The exercise.
Below are some entries. Copy each line that holds the string "действует".

[Stored records]
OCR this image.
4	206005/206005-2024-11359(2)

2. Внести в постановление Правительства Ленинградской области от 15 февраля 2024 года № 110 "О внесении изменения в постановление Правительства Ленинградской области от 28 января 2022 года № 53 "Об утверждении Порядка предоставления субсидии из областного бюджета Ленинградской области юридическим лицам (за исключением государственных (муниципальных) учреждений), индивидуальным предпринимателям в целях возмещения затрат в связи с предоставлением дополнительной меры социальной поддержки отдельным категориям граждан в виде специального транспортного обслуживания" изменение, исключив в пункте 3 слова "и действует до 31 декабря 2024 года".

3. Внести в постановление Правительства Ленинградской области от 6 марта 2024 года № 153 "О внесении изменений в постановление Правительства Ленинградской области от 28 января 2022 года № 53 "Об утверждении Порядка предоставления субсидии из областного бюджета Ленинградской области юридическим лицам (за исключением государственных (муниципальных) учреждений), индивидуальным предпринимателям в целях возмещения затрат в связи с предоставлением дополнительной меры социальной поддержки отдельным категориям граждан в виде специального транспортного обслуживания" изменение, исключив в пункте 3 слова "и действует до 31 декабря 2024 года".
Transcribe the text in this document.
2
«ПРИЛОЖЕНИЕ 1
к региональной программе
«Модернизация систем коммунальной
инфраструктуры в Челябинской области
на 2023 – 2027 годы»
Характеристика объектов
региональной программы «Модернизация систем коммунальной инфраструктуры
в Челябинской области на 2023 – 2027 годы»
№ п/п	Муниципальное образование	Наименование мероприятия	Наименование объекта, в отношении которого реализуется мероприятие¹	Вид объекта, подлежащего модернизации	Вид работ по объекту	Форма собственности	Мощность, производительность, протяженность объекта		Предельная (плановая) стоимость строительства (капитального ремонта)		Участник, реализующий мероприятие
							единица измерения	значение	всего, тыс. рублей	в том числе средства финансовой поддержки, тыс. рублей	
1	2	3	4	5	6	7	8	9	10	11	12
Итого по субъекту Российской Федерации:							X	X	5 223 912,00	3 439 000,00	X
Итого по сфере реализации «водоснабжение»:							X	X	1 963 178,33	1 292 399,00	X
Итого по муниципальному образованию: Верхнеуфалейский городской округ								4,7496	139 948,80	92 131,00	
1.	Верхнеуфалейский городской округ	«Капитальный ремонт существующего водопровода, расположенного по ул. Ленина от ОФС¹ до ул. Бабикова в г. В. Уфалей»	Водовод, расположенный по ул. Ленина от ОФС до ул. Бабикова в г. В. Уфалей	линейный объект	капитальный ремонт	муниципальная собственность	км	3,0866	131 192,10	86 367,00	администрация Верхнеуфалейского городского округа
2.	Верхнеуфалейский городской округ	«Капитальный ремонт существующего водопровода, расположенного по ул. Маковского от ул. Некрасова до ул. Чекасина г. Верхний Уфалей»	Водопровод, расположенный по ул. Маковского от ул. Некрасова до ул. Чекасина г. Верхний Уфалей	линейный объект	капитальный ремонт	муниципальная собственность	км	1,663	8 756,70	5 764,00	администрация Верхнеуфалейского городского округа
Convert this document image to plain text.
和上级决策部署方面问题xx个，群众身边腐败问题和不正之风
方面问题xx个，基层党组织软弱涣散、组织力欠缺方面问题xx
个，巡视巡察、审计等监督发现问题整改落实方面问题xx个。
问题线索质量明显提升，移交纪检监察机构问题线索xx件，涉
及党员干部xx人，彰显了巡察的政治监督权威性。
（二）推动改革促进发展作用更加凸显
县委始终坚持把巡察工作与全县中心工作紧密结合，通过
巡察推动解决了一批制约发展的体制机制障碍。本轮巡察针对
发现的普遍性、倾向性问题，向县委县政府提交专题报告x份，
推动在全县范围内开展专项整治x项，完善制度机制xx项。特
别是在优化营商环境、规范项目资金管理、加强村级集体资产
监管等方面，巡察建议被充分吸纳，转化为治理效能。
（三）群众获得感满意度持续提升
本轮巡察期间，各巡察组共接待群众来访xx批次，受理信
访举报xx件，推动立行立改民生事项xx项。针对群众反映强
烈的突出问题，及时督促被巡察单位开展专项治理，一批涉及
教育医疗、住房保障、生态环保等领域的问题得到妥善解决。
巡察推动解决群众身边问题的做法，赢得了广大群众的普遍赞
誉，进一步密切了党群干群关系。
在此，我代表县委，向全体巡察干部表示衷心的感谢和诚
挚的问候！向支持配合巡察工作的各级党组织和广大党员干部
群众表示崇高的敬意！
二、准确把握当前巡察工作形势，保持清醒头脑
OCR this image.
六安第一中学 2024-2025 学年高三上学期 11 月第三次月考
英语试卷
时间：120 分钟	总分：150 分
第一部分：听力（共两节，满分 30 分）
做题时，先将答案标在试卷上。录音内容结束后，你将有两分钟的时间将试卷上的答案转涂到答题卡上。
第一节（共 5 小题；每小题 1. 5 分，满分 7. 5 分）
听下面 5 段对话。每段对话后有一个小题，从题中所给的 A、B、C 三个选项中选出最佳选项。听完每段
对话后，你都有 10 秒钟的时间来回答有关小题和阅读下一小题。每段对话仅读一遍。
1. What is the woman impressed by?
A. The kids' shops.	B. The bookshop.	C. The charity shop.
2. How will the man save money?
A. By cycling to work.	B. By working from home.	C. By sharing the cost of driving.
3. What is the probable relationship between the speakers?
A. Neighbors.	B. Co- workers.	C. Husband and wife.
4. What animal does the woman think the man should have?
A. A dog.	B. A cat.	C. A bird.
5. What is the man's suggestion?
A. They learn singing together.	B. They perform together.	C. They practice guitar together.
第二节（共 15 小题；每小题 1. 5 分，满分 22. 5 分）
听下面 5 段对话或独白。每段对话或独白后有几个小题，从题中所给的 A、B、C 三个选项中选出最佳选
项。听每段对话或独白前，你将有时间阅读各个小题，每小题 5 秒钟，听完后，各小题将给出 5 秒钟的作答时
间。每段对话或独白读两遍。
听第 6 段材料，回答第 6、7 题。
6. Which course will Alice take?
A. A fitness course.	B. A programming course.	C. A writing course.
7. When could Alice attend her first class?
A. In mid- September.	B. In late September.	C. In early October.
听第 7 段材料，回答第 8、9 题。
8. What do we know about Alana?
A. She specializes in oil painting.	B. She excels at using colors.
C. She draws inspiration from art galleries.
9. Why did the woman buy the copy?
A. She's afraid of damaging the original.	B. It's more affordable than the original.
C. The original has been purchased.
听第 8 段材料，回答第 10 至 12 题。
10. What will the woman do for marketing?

Reply to the task.
2. Внести в постановление Правительства Ленинградской области от 15 февраля 2024 года № 110 "О внесении изменения в постановление Правительства Ленинградской области от 28 января 2022 года № 53 "Об утверждении Порядка предоставления субсидии из областного бюджета Ленинградской области юридическим лицам (за исключением государственных (муниципальных) учреждений), индивидуальным предпринимателям в целях возмещения затрат в связи с предоставлением дополнительной меры социальной поддержки отдельным категориям граждан в виде специального транспортного обслуживания" изменение, исключив в пункте 3 слова "и действует до 31 декабря 2024 года".
3. Внести в постановление Правительства Ленинградской области от 6 марта 2024 года № 153 "О внесении изменений в постановление Правительства Ленинградской области от 28 января 2022 года № 53 "Об утверждении Порядка предоставления субсидии из областного бюджета Ленинградской области юридическим лицам (за исключением государственных (муниципальных) учреждений), индивидуальным предпринимателям в целях возмещения затрат в связи с предоставлением дополнительной меры социальной поддержки отдельным категориям граждан в виде специального транспортного обслуживания" изменение, исключив в пункте 3 слова "и действует до 31 декабря 2024 года".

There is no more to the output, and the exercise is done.